### What is asked:
Copy out all the records, word for word.

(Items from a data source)
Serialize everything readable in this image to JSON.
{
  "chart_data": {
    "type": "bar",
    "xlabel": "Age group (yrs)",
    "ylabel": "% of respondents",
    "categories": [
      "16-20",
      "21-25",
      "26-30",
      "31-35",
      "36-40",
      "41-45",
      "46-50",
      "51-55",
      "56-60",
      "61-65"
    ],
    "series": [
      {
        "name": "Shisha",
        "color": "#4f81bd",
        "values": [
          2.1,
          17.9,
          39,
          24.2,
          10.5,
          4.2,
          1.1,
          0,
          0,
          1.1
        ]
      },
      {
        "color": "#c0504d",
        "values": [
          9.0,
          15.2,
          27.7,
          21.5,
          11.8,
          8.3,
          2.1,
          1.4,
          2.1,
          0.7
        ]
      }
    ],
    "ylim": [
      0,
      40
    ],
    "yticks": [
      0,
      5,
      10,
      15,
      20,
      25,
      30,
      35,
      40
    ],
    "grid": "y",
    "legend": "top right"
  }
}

### Solution to the problem:
Serialize everything readable in this image to JSON.
{
  "chart_data": {
    "type": "bar",
    "xlabel": "Age group (yrs)",
    "ylabel": "% of respondents",
    "categories": [
      "16-20",
      "21-25",
      "26-30",
      "31-35",
      "36-40",
      "41-45",
      "46-50",
      "51-55",
      "56-60",
      "61-65"
    ],
    "series": [
      {
        "name": "Shisha",
        "color": "#4f81bd",
        "values": [
          2.1,
          17.9,
          39,
          24.2,
          10.5,
          4.2,
          1.1,
          0,
          0,
          1.1
        ]
      },
      {
        "color": "#c0504d",
        "values": [
          9.0,
          15.2,
          27.7,
          21.5,
          11.8,
          8.3,
          2.1,
          1.4,
          2.1,
          0.7
        ]
      }
    ],
    "ylim": [
      0,
      40
    ],
    "yticks": [
      0,
      5,
      10,
      15,
      20,
      25,
      30,
      35,
      40
    ],
    "grid": "y",
    "legend": "top right"
  }
}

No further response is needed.